WHAT IS BEING ASKED: A verbatim copy of the data is wanted, minus any picture in it.

INFORMATION SHOWN:
○ ○ ○ ○
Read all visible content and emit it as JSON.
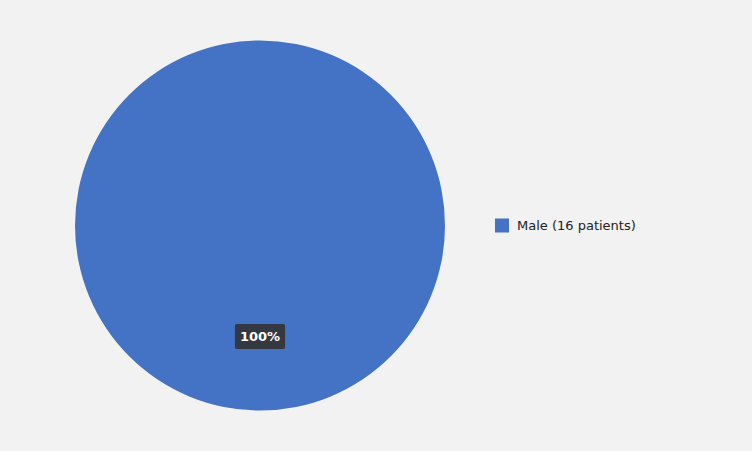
{
  "chart_data": {
    "type": "pie",
    "categories": [
      "Male (16 patients)"
    ],
    "values": [
      100
    ],
    "value_labels": [
      "100%"
    ],
    "colors": [
      "#4472C4"
    ],
    "data_labels": true,
    "legend": "right"
  }
}
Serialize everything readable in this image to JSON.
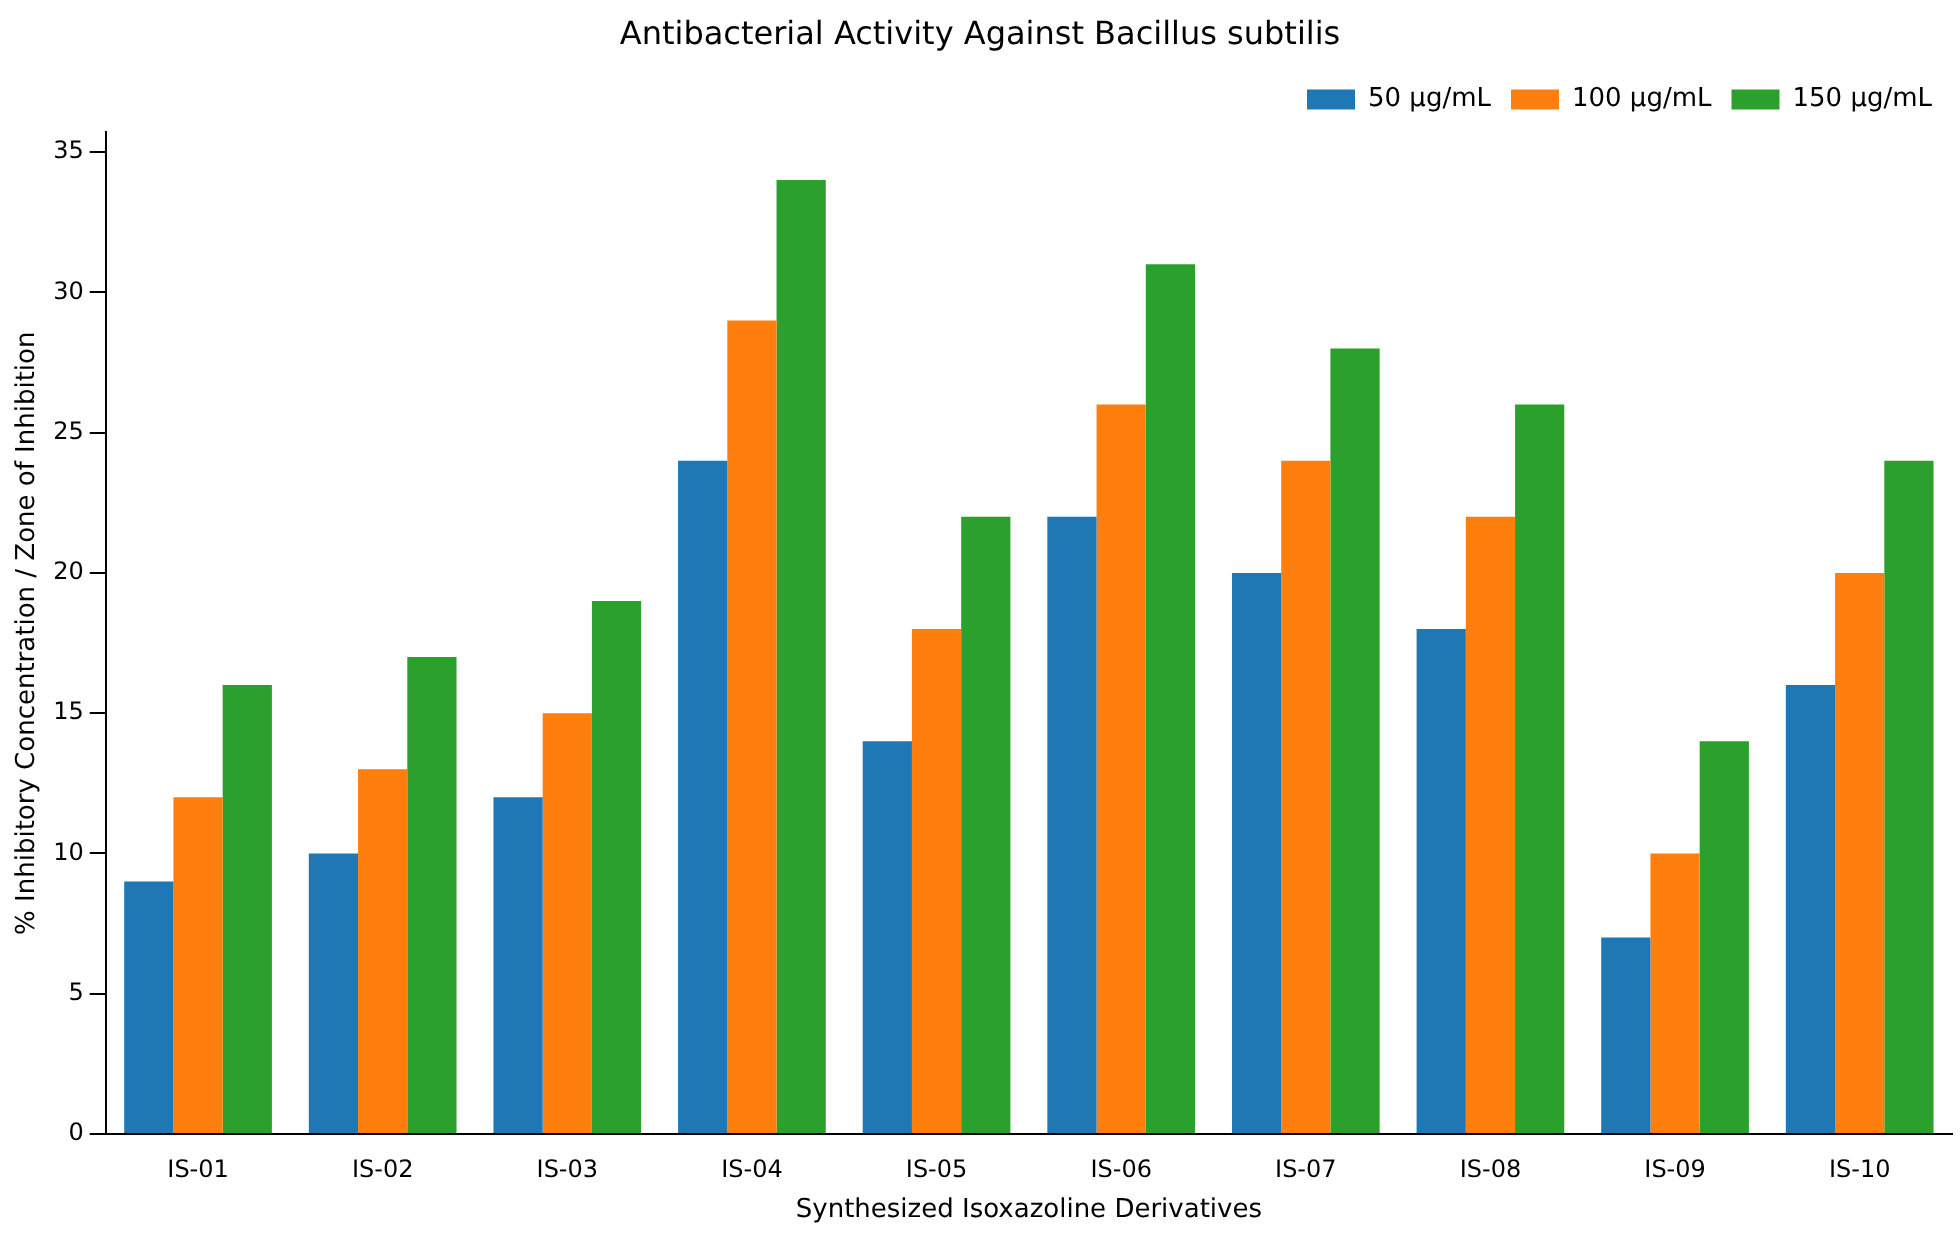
○ ○ ○ ○
OUTPUT FOR THIS TASK:
Read all visible content and emit it as JSON.
{
  "chart_data": {
    "type": "pie",
    "categories": [
      "Male (16 patients)"
    ],
    "values": [
      100
    ],
    "value_labels": [
      "100%"
    ],
    "colors": [
      "#4472C4"
    ],
    "data_labels": true,
    "legend": "right"
  }
}
Serialize everything readable in this image to JSON.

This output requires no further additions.